- _DIRECTIONS_:
Copy each line below without leaving any out.

- _RECORDS TO USE_:

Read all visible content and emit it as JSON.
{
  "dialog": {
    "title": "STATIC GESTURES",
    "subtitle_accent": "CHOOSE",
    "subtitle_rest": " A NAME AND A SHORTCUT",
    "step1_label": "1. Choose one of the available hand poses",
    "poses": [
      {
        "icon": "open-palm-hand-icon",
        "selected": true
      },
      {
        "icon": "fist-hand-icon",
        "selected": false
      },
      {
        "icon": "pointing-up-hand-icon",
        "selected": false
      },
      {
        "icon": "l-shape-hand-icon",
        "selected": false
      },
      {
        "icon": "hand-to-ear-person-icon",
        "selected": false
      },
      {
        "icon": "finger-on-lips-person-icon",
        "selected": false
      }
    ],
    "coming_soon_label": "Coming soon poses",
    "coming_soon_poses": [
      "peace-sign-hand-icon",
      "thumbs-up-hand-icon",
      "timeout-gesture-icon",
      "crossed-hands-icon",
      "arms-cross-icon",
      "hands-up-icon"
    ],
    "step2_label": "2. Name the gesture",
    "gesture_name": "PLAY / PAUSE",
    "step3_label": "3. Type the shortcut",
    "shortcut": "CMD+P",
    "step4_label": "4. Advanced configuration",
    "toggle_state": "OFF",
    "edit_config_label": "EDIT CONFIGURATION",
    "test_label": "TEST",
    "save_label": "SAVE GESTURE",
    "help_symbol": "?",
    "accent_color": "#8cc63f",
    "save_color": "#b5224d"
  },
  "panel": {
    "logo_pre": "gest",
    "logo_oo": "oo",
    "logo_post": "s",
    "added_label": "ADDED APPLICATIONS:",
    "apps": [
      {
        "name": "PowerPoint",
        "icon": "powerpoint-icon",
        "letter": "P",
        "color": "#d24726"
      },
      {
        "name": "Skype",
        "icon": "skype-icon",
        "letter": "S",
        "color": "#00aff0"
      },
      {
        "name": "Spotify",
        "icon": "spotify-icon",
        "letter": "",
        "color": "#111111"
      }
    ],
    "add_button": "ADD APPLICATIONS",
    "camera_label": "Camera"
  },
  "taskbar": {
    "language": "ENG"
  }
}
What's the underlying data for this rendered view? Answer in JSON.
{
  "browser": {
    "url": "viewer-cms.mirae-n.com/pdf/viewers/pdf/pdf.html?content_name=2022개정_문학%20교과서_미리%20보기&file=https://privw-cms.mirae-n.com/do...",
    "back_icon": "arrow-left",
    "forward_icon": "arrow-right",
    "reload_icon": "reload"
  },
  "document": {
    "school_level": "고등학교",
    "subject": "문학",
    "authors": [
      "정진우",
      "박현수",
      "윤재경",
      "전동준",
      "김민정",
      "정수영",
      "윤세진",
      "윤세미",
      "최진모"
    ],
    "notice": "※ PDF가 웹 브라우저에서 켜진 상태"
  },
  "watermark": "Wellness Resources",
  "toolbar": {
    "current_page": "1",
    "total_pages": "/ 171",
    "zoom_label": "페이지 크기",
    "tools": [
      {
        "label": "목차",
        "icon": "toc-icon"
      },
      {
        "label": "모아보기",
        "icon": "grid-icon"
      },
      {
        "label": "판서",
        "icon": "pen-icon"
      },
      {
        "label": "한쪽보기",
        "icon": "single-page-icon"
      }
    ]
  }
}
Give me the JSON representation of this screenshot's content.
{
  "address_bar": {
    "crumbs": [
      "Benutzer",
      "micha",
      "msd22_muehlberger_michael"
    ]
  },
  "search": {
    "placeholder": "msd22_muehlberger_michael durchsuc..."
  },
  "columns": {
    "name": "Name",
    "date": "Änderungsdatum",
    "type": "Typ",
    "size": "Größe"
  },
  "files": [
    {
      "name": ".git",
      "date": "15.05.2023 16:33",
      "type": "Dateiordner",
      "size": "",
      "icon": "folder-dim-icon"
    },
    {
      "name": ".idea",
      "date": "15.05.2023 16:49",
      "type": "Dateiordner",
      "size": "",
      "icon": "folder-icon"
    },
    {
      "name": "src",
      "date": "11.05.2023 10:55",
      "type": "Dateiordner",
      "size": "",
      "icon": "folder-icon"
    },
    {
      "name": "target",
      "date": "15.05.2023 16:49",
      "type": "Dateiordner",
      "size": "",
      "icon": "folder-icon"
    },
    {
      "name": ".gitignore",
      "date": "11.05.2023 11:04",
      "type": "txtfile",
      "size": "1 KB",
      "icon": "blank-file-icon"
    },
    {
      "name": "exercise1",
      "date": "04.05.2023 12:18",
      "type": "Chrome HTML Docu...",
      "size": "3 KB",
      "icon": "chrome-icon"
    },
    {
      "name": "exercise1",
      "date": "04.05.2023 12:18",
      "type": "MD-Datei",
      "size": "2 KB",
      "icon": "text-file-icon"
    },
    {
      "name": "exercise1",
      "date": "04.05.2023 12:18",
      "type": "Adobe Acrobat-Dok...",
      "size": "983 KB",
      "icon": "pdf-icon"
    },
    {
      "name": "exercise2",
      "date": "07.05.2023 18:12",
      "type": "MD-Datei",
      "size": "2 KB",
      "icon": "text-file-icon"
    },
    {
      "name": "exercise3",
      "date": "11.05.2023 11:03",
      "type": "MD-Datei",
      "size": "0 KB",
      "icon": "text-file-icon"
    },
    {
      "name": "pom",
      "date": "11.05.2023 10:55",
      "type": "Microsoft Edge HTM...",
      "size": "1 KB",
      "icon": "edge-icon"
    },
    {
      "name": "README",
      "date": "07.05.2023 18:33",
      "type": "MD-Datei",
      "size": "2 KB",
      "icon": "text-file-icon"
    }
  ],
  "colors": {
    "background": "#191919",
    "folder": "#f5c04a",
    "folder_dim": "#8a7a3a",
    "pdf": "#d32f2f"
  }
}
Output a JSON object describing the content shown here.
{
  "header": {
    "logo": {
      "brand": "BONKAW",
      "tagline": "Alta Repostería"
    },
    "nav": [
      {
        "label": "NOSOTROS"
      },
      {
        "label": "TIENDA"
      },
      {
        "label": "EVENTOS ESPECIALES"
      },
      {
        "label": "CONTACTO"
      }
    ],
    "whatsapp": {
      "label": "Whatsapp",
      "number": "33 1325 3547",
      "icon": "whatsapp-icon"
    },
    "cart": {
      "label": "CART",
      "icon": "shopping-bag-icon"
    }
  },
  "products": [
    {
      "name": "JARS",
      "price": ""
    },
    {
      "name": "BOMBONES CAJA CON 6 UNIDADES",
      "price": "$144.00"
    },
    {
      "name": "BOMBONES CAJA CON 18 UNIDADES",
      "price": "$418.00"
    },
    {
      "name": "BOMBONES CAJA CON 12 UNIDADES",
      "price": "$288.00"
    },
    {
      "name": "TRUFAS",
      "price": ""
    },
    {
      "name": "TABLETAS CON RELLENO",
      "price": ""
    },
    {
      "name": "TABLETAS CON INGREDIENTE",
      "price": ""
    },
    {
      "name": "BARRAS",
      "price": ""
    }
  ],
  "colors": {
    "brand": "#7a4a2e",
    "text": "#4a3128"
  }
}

- _SOLUTION FOR THIS EXERCISE_:
Read all visible content and emit it as JSON.
{
  "dialog": {
    "title": "STATIC GESTURES",
    "subtitle_accent": "CHOOSE",
    "subtitle_rest": " A NAME AND A SHORTCUT",
    "step1_label": "1. Choose one of the available hand poses",
    "poses": [
      {
        "icon": "open-palm-hand-icon",
        "selected": true
      },
      {
        "icon": "fist-hand-icon",
        "selected": false
      },
      {
        "icon": "pointing-up-hand-icon",
        "selected": false
      },
      {
        "icon": "l-shape-hand-icon",
        "selected": false
      },
      {
        "icon": "hand-to-ear-person-icon",
        "selected": false
      },
      {
        "icon": "finger-on-lips-person-icon",
        "selected": false
      }
    ],
    "coming_soon_label": "Coming soon poses",
    "coming_soon_poses": [
      "peace-sign-hand-icon",
      "thumbs-up-hand-icon",
      "timeout-gesture-icon",
      "crossed-hands-icon",
      "arms-cross-icon",
      "hands-up-icon"
    ],
    "step2_label": "2. Name the gesture",
    "gesture_name": "PLAY / PAUSE",
    "step3_label": "3. Type the shortcut",
    "shortcut": "CMD+P",
    "step4_label": "4. Advanced configuration",
    "toggle_state": "OFF",
    "edit_config_label": "EDIT CONFIGURATION",
    "test_label": "TEST",
    "save_label": "SAVE GESTURE",
    "help_symbol": "?",
    "accent_color": "#8cc63f",
    "save_color": "#b5224d"
  },
  "panel": {
    "logo_pre": "gest",
    "logo_oo": "oo",
    "logo_post": "s",
    "added_label": "ADDED APPLICATIONS:",
    "apps": [
      {
        "name": "PowerPoint",
        "icon": "powerpoint-icon",
        "letter": "P",
        "color": "#d24726"
      },
      {
        "name": "Skype",
        "icon": "skype-icon",
        "letter": "S",
        "color": "#00aff0"
      },
      {
        "name": "Spotify",
        "icon": "spotify-icon",
        "letter": "",
        "color": "#111111"
      }
    ],
    "add_button": "ADD APPLICATIONS",
    "camera_label": "Camera"
  },
  "taskbar": {
    "language": "ENG"
  }
}
What's the underlying data for this rendered view? Answer in JSON.
{
  "browser": {
    "url": "viewer-cms.mirae-n.com/pdf/viewers/pdf/pdf.html?content_name=2022개정_문학%20교과서_미리%20보기&file=https://privw-cms.mirae-n.com/do...",
    "back_icon": "arrow-left",
    "forward_icon": "arrow-right",
    "reload_icon": "reload"
  },
  "document": {
    "school_level": "고등학교",
    "subject": "문학",
    "authors": [
      "정진우",
      "박현수",
      "윤재경",
      "전동준",
      "김민정",
      "정수영",
      "윤세진",
      "윤세미",
      "최진모"
    ],
    "notice": "※ PDF가 웹 브라우저에서 켜진 상태"
  },
  "watermark": "Wellness Resources",
  "toolbar": {
    "current_page": "1",
    "total_pages": "/ 171",
    "zoom_label": "페이지 크기",
    "tools": [
      {
        "label": "목차",
        "icon": "toc-icon"
      },
      {
        "label": "모아보기",
        "icon": "grid-icon"
      },
      {
        "label": "판서",
        "icon": "pen-icon"
      },
      {
        "label": "한쪽보기",
        "icon": "single-page-icon"
      }
    ]
  }
}
Give me the JSON representation of this screenshot's content.
{
  "address_bar": {
    "crumbs": [
      "Benutzer",
      "micha",
      "msd22_muehlberger_michael"
    ]
  },
  "search": {
    "placeholder": "msd22_muehlberger_michael durchsuc..."
  },
  "columns": {
    "name": "Name",
    "date": "Änderungsdatum",
    "type": "Typ",
    "size": "Größe"
  },
  "files": [
    {
      "name": ".git",
      "date": "15.05.2023 16:33",
      "type": "Dateiordner",
      "size": "",
      "icon": "folder-dim-icon"
    },
    {
      "name": ".idea",
      "date": "15.05.2023 16:49",
      "type": "Dateiordner",
      "size": "",
      "icon": "folder-icon"
    },
    {
      "name": "src",
      "date": "11.05.2023 10:55",
      "type": "Dateiordner",
      "size": "",
      "icon": "folder-icon"
    },
    {
      "name": "target",
      "date": "15.05.2023 16:49",
      "type": "Dateiordner",
      "size": "",
      "icon": "folder-icon"
    },
    {
      "name": ".gitignore",
      "date": "11.05.2023 11:04",
      "type": "txtfile",
      "size": "1 KB",
      "icon": "blank-file-icon"
    },
    {
      "name": "exercise1",
      "date": "04.05.2023 12:18",
      "type": "Chrome HTML Docu...",
      "size": "3 KB",
      "icon": "chrome-icon"
    },
    {
      "name": "exercise1",
      "date": "04.05.2023 12:18",
      "type": "MD-Datei",
      "size": "2 KB",
      "icon": "text-file-icon"
    },
    {
      "name": "exercise1",
      "date": "04.05.2023 12:18",
      "type": "Adobe Acrobat-Dok...",
      "size": "983 KB",
      "icon": "pdf-icon"
    },
    {
      "name": "exercise2",
      "date": "07.05.2023 18:12",
      "type": "MD-Datei",
      "size": "2 KB",
      "icon": "text-file-icon"
    },
    {
      "name": "exercise3",
      "date": "11.05.2023 11:03",
      "type": "MD-Datei",
      "size": "0 KB",
      "icon": "text-file-icon"
    },
    {
      "name": "pom",
      "date": "11.05.2023 10:55",
      "type": "Microsoft Edge HTM...",
      "size": "1 KB",
      "icon": "edge-icon"
    },
    {
      "name": "README",
      "date": "07.05.2023 18:33",
      "type": "MD-Datei",
      "size": "2 KB",
      "icon": "text-file-icon"
    }
  ],
  "colors": {
    "background": "#191919",
    "folder": "#f5c04a",
    "folder_dim": "#8a7a3a",
    "pdf": "#d32f2f"
  }
}
Output a JSON object describing the content shown here.
{
  "header": {
    "logo": {
      "brand": "BONKAW",
      "tagline": "Alta Repostería"
    },
    "nav": [
      {
        "label": "NOSOTROS"
      },
      {
        "label": "TIENDA"
      },
      {
        "label": "EVENTOS ESPECIALES"
      },
      {
        "label": "CONTACTO"
      }
    ],
    "whatsapp": {
      "label": "Whatsapp",
      "number": "33 1325 3547",
      "icon": "whatsapp-icon"
    },
    "cart": {
      "label": "CART",
      "icon": "shopping-bag-icon"
    }
  },
  "products": [
    {
      "name": "JARS",
      "price": ""
    },
    {
      "name": "BOMBONES CAJA CON 6 UNIDADES",
      "price": "$144.00"
    },
    {
      "name": "BOMBONES CAJA CON 18 UNIDADES",
      "price": "$418.00"
    },
    {
      "name": "BOMBONES CAJA CON 12 UNIDADES",
      "price": "$288.00"
    },
    {
      "name": "TRUFAS",
      "price": ""
    },
    {
      "name": "TABLETAS CON RELLENO",
      "price": ""
    },
    {
      "name": "TABLETAS CON INGREDIENTE",
      "price": ""
    },
    {
      "name": "BARRAS",
      "price": ""
    }
  ],
  "colors": {
    "brand": "#7a4a2e",
    "text": "#4a3128"
  }
}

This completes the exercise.